Stored rows =
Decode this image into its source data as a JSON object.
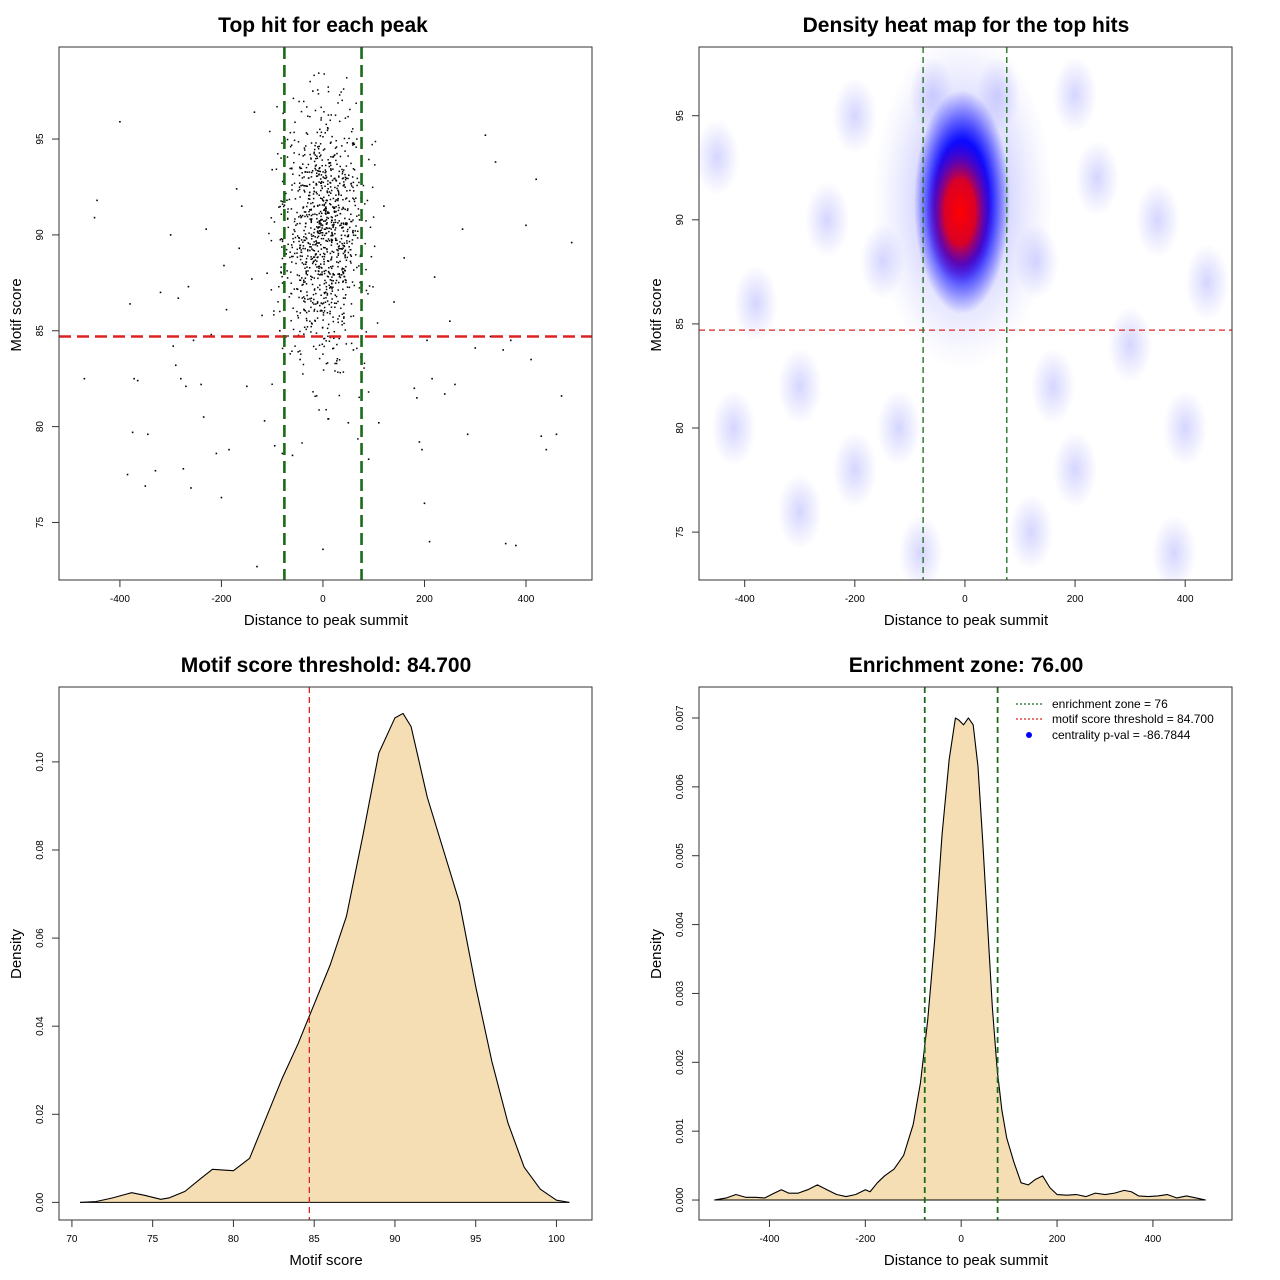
{
  "chart_data": [
    {
      "type": "scatter",
      "title": "Top hit for each peak",
      "xlabel": "Distance to peak summit",
      "ylabel": "Motif score",
      "xlim": [
        -520,
        530
      ],
      "ylim": [
        72,
        99.8
      ],
      "xticks": [
        -400,
        -200,
        0,
        200,
        400
      ],
      "yticks": [
        75,
        80,
        85,
        90,
        95
      ],
      "hlines": [
        {
          "y": 84.7,
          "color": "#dd2222",
          "style": "dashed"
        }
      ],
      "vlines": [
        {
          "x": -76,
          "color": "#1a6b1a",
          "style": "dashed"
        },
        {
          "x": 76,
          "color": "#1a6b1a",
          "style": "dashed"
        }
      ],
      "points": [
        [
          -470,
          82.5
        ],
        [
          -450,
          90.9
        ],
        [
          -445,
          91.8
        ],
        [
          -400,
          95.9
        ],
        [
          -385,
          77.5
        ],
        [
          -380,
          86.4
        ],
        [
          -375,
          79.7
        ],
        [
          -372,
          82.5
        ],
        [
          -365,
          82.4
        ],
        [
          -350,
          76.9
        ],
        [
          -345,
          79.6
        ],
        [
          -330,
          77.7
        ],
        [
          -320,
          87.0
        ],
        [
          -300,
          90.0
        ],
        [
          -295,
          84.2
        ],
        [
          -290,
          83.2
        ],
        [
          -285,
          86.7
        ],
        [
          -280,
          82.5
        ],
        [
          -275,
          77.8
        ],
        [
          -270,
          82.1
        ],
        [
          -265,
          87.3
        ],
        [
          -260,
          76.8
        ],
        [
          -255,
          84.5
        ],
        [
          -240,
          82.2
        ],
        [
          -235,
          80.5
        ],
        [
          -230,
          90.3
        ],
        [
          -220,
          84.8
        ],
        [
          -210,
          78.6
        ],
        [
          -200,
          76.3
        ],
        [
          -195,
          88.4
        ],
        [
          -190,
          86.1
        ],
        [
          -185,
          78.8
        ],
        [
          -170,
          92.4
        ],
        [
          -165,
          89.3
        ],
        [
          -160,
          91.5
        ],
        [
          -150,
          82.1
        ],
        [
          -140,
          87.7
        ],
        [
          -135,
          96.4
        ],
        [
          -130,
          72.7
        ],
        [
          -120,
          85.8
        ],
        [
          -115,
          80.3
        ],
        [
          -110,
          88.0
        ],
        [
          -100,
          93.4
        ],
        [
          -95,
          79.0
        ],
        [
          -85,
          85.0
        ],
        [
          -80,
          78.6
        ],
        [
          -60,
          78.5
        ],
        [
          -45,
          83.5
        ],
        [
          -20,
          97.5
        ],
        [
          0,
          73.6
        ],
        [
          10,
          80.4
        ],
        [
          50,
          80.2
        ],
        [
          60,
          84.0
        ],
        [
          90,
          78.3
        ],
        [
          110,
          80.2
        ],
        [
          120,
          91.5
        ],
        [
          140,
          86.5
        ],
        [
          160,
          88.8
        ],
        [
          180,
          82.0
        ],
        [
          185,
          81.5
        ],
        [
          190,
          79.2
        ],
        [
          195,
          78.8
        ],
        [
          200,
          76.0
        ],
        [
          205,
          84.5
        ],
        [
          210,
          74.0
        ],
        [
          215,
          82.5
        ],
        [
          220,
          87.8
        ],
        [
          240,
          81.7
        ],
        [
          250,
          85.5
        ],
        [
          260,
          82.2
        ],
        [
          275,
          90.3
        ],
        [
          285,
          79.6
        ],
        [
          300,
          84.1
        ],
        [
          320,
          95.2
        ],
        [
          330,
          84.7
        ],
        [
          340,
          93.8
        ],
        [
          355,
          84.0
        ],
        [
          360,
          73.9
        ],
        [
          370,
          84.5
        ],
        [
          380,
          73.8
        ],
        [
          400,
          90.5
        ],
        [
          410,
          83.5
        ],
        [
          420,
          92.9
        ],
        [
          430,
          79.5
        ],
        [
          440,
          78.8
        ],
        [
          460,
          79.6
        ],
        [
          470,
          81.6
        ],
        [
          490,
          89.6
        ]
      ]
    },
    {
      "type": "heatmap",
      "title": "Density heat map for the top hits",
      "xlabel": "Distance to peak summit",
      "ylabel": "Motif score",
      "xlim": [
        -483,
        485
      ],
      "ylim": [
        72.7,
        98.3
      ],
      "xticks": [
        -400,
        -200,
        0,
        200,
        400
      ],
      "yticks": [
        75,
        80,
        85,
        90,
        95
      ],
      "hlines": [
        {
          "y": 84.7,
          "color": "#dd2222",
          "style": "dashed"
        }
      ],
      "vlines": [
        {
          "x": -76,
          "color": "#1a6b1a",
          "style": "dashed"
        },
        {
          "x": 76,
          "color": "#1a6b1a",
          "style": "dashed"
        }
      ],
      "colors": [
        "#ffffff",
        "#0000ff",
        "#ff0000"
      ],
      "peak": {
        "x": -5,
        "y": 90
      }
    },
    {
      "type": "area",
      "title": "Motif score threshold: 84.700",
      "xlabel": "Motif score",
      "ylabel": "Density",
      "xlim": [
        69.2,
        102.2
      ],
      "ylim": [
        -0.004,
        0.117
      ],
      "xticks": [
        70,
        75,
        80,
        85,
        90,
        95,
        100
      ],
      "yticks": [
        0.0,
        0.02,
        0.04,
        0.06,
        0.08,
        0.1
      ],
      "ytick_labels": [
        "0.00",
        "0.02",
        "0.04",
        "0.06",
        "0.08",
        "0.10"
      ],
      "fill": "#f5deb3",
      "vlines": [
        {
          "x": 84.7,
          "color": "#dd2222",
          "style": "dashed"
        }
      ],
      "x": [
        70.5,
        71.5,
        72.5,
        73.0,
        73.7,
        74.5,
        75.5,
        76.0,
        77.0,
        78.0,
        78.7,
        79.5,
        80.0,
        81.0,
        82.0,
        83.0,
        84.0,
        85.0,
        86.0,
        87.0,
        88.0,
        89.0,
        90.0,
        90.5,
        91.0,
        92.0,
        93.0,
        94.0,
        95.0,
        96.0,
        97.0,
        98.0,
        99.0,
        100.0,
        100.8
      ],
      "y": [
        0.0,
        0.0002,
        0.001,
        0.0015,
        0.0022,
        0.0016,
        0.0007,
        0.001,
        0.0025,
        0.0055,
        0.0075,
        0.0073,
        0.0072,
        0.01,
        0.019,
        0.028,
        0.036,
        0.045,
        0.054,
        0.065,
        0.083,
        0.102,
        0.11,
        0.111,
        0.108,
        0.092,
        0.08,
        0.068,
        0.049,
        0.032,
        0.018,
        0.008,
        0.003,
        0.0005,
        0.0
      ]
    },
    {
      "type": "area",
      "title": "Enrichment zone: 76.00",
      "xlabel": "Distance to peak summit",
      "ylabel": "Density",
      "xlim": [
        -547,
        565
      ],
      "ylim": [
        -0.00029,
        0.00745
      ],
      "xticks": [
        -400,
        -200,
        0,
        200,
        400
      ],
      "yticks": [
        0.0,
        0.001,
        0.002,
        0.003,
        0.004,
        0.005,
        0.006,
        0.007
      ],
      "ytick_labels": [
        "0.000",
        "0.001",
        "0.002",
        "0.003",
        "0.004",
        "0.005",
        "0.006",
        "0.007"
      ],
      "fill": "#f5deb3",
      "vlines": [
        {
          "x": -76,
          "color": "#1a6b1a",
          "style": "dashed"
        },
        {
          "x": 76,
          "color": "#1a6b1a",
          "style": "dashed"
        }
      ],
      "x": [
        -515,
        -490,
        -470,
        -450,
        -430,
        -410,
        -390,
        -375,
        -360,
        -340,
        -320,
        -300,
        -280,
        -260,
        -240,
        -220,
        -200,
        -190,
        -175,
        -160,
        -140,
        -120,
        -100,
        -85,
        -70,
        -55,
        -40,
        -25,
        -12,
        -5,
        5,
        15,
        25,
        35,
        45,
        55,
        65,
        75,
        85,
        95,
        110,
        125,
        140,
        155,
        170,
        185,
        200,
        220,
        240,
        260,
        280,
        300,
        320,
        340,
        355,
        370,
        390,
        410,
        430,
        450,
        470,
        490,
        510
      ],
      "y": [
        0.0,
        3e-05,
        8e-05,
        4e-05,
        4e-05,
        3e-05,
        0.0001,
        0.00015,
        0.0001,
        0.0001,
        0.00015,
        0.00022,
        0.00015,
        8e-05,
        5e-05,
        8e-05,
        0.00015,
        0.00012,
        0.00025,
        0.00035,
        0.00045,
        0.00065,
        0.0011,
        0.0017,
        0.0026,
        0.0038,
        0.0053,
        0.0064,
        0.007,
        0.00697,
        0.0069,
        0.007,
        0.0069,
        0.0063,
        0.0052,
        0.004,
        0.0028,
        0.0019,
        0.0013,
        0.0009,
        0.00055,
        0.00025,
        0.00022,
        0.0003,
        0.00035,
        0.00018,
        8e-05,
        7e-05,
        8e-05,
        5e-05,
        0.0001,
        8e-05,
        0.0001,
        0.00014,
        0.00012,
        6e-05,
        5e-05,
        6e-05,
        8e-05,
        3e-05,
        6e-05,
        3e-05,
        0.0
      ],
      "legend": [
        {
          "label": "enrichment zone = 76",
          "color": "#1a6b1a",
          "style": "dotted"
        },
        {
          "label": "motif score threshold = 84.700",
          "color": "#dd2222",
          "style": "dotted"
        },
        {
          "label": "centrality p-val = -86.7844",
          "color": "#0000ff",
          "style": "point"
        }
      ],
      "legend_position": "top-right"
    }
  ]
}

Task directions =
Gather from the data above every line with the string "title".

Worked answer =
      "title": "Top hit for each peak",
      "title": "Density heat map for the top hits",
      "title": "Motif score threshold: 84.700",
      "title": "Enrichment zone: 76.00",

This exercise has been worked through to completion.